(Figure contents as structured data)

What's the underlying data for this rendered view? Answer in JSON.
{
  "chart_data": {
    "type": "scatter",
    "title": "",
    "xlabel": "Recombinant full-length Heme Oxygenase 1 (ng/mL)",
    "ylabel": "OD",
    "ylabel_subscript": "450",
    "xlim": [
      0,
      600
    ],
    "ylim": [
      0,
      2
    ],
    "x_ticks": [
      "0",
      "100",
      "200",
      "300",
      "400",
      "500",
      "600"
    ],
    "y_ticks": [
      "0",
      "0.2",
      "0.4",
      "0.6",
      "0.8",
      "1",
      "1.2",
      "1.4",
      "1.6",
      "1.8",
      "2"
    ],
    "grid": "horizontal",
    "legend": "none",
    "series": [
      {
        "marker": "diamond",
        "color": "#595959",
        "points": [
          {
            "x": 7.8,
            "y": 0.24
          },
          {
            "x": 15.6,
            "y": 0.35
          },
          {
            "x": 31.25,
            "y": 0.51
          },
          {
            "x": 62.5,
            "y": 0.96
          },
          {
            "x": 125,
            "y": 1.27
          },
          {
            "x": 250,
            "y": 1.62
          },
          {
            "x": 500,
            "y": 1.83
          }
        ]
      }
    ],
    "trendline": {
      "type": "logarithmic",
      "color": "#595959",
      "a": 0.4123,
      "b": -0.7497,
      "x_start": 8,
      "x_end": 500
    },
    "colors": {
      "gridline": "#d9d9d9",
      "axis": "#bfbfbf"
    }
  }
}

* **Set exercise**: Give the entries again in full, exactly as they are written.

* **Response**:
What's the underlying data for this rendered view? Answer in JSON.
{
  "chart_data": {
    "type": "scatter",
    "title": "",
    "xlabel": "Recombinant full-length Heme Oxygenase 1 (ng/mL)",
    "ylabel": "OD",
    "ylabel_subscript": "450",
    "xlim": [
      0,
      600
    ],
    "ylim": [
      0,
      2
    ],
    "x_ticks": [
      "0",
      "100",
      "200",
      "300",
      "400",
      "500",
      "600"
    ],
    "y_ticks": [
      "0",
      "0.2",
      "0.4",
      "0.6",
      "0.8",
      "1",
      "1.2",
      "1.4",
      "1.6",
      "1.8",
      "2"
    ],
    "grid": "horizontal",
    "legend": "none",
    "series": [
      {
        "marker": "diamond",
        "color": "#595959",
        "points": [
          {
            "x": 7.8,
            "y": 0.24
          },
          {
            "x": 15.6,
            "y": 0.35
          },
          {
            "x": 31.25,
            "y": 0.51
          },
          {
            "x": 62.5,
            "y": 0.96
          },
          {
            "x": 125,
            "y": 1.27
          },
          {
            "x": 250,
            "y": 1.62
          },
          {
            "x": 500,
            "y": 1.83
          }
        ]
      }
    ],
    "trendline": {
      "type": "logarithmic",
      "color": "#595959",
      "a": 0.4123,
      "b": -0.7497,
      "x_start": 8,
      "x_end": 500
    },
    "colors": {
      "gridline": "#d9d9d9",
      "axis": "#bfbfbf"
    }
  }
}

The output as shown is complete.